Saved entries:
·····

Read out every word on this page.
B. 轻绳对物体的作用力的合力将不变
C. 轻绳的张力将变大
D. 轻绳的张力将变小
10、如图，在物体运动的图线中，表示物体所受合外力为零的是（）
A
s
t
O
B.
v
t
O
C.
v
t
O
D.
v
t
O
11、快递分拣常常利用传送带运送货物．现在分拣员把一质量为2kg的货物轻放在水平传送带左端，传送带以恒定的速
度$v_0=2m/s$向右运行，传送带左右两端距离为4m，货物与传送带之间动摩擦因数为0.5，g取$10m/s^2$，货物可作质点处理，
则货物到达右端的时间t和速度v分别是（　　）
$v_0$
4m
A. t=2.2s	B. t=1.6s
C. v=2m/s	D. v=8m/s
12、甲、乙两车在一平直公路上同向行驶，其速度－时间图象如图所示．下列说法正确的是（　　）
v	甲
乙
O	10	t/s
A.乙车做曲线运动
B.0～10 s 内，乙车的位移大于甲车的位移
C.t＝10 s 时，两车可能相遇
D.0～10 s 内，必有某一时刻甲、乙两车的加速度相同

·····

Retype the listing. Match it exactly.

Reply to the task:
Read out every word on this page.
B. 轻绳对物体的作用力的合力将不变
C. 轻绳的张力将变大
D. 轻绳的张力将变小
10、如图，在物体运动的图线中，表示物体所受合外力为零的是（）
A
s
t
O
B.
v
t
O
C.
v
t
O
D.
v
t
O
11、快递分拣常常利用传送带运送货物．现在分拣员把一质量为2kg的货物轻放在水平传送带左端，传送带以恒定的速
度$v_0=2m/s$向右运行，传送带左右两端距离为4m，货物与传送带之间动摩擦因数为0.5，g取$10m/s^2$，货物可作质点处理，
则货物到达右端的时间t和速度v分别是（　　）
$v_0$
4m
A. t=2.2s	B. t=1.6s
C. v=2m/s	D. v=8m/s
12、甲、乙两车在一平直公路上同向行驶，其速度－时间图象如图所示．下列说法正确的是（　　）
v	甲
乙
O	10	t/s
A.乙车做曲线运动
B.0～10 s 内，乙车的位移大于甲车的位移
C.t＝10 s 时，两车可能相遇
D.0～10 s 内，必有某一时刻甲、乙两车的加速度相同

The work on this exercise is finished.